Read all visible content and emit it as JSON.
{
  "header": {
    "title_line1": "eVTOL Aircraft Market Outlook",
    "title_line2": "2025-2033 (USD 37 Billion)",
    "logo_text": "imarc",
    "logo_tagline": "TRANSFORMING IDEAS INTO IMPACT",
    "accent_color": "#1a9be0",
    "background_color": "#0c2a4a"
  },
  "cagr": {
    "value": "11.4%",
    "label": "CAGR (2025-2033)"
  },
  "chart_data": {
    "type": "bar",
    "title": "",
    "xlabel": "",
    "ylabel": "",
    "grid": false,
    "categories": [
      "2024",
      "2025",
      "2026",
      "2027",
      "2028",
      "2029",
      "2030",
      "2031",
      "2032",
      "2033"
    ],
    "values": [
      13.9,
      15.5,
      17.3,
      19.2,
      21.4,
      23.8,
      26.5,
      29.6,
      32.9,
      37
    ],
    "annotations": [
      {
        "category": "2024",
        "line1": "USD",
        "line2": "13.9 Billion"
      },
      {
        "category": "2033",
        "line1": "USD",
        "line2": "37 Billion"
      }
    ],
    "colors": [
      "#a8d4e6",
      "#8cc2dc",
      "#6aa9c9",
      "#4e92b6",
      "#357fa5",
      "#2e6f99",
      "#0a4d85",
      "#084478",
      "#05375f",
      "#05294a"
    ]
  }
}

——

WHAT NEEDS TO BE DONE: All of the data above should be transcribed exactly.

ANSWER TO THIS TASK:
Read all visible content and emit it as JSON.
{
  "header": {
    "title_line1": "eVTOL Aircraft Market Outlook",
    "title_line2": "2025-2033 (USD 37 Billion)",
    "logo_text": "imarc",
    "logo_tagline": "TRANSFORMING IDEAS INTO IMPACT",
    "accent_color": "#1a9be0",
    "background_color": "#0c2a4a"
  },
  "cagr": {
    "value": "11.4%",
    "label": "CAGR (2025-2033)"
  },
  "chart_data": {
    "type": "bar",
    "title": "",
    "xlabel": "",
    "ylabel": "",
    "grid": false,
    "categories": [
      "2024",
      "2025",
      "2026",
      "2027",
      "2028",
      "2029",
      "2030",
      "2031",
      "2032",
      "2033"
    ],
    "values": [
      13.9,
      15.5,
      17.3,
      19.2,
      21.4,
      23.8,
      26.5,
      29.6,
      32.9,
      37
    ],
    "annotations": [
      {
        "category": "2024",
        "line1": "USD",
        "line2": "13.9 Billion"
      },
      {
        "category": "2033",
        "line1": "USD",
        "line2": "37 Billion"
      }
    ],
    "colors": [
      "#a8d4e6",
      "#8cc2dc",
      "#6aa9c9",
      "#4e92b6",
      "#357fa5",
      "#2e6f99",
      "#0a4d85",
      "#084478",
      "#05375f",
      "#05294a"
    ]
  }
}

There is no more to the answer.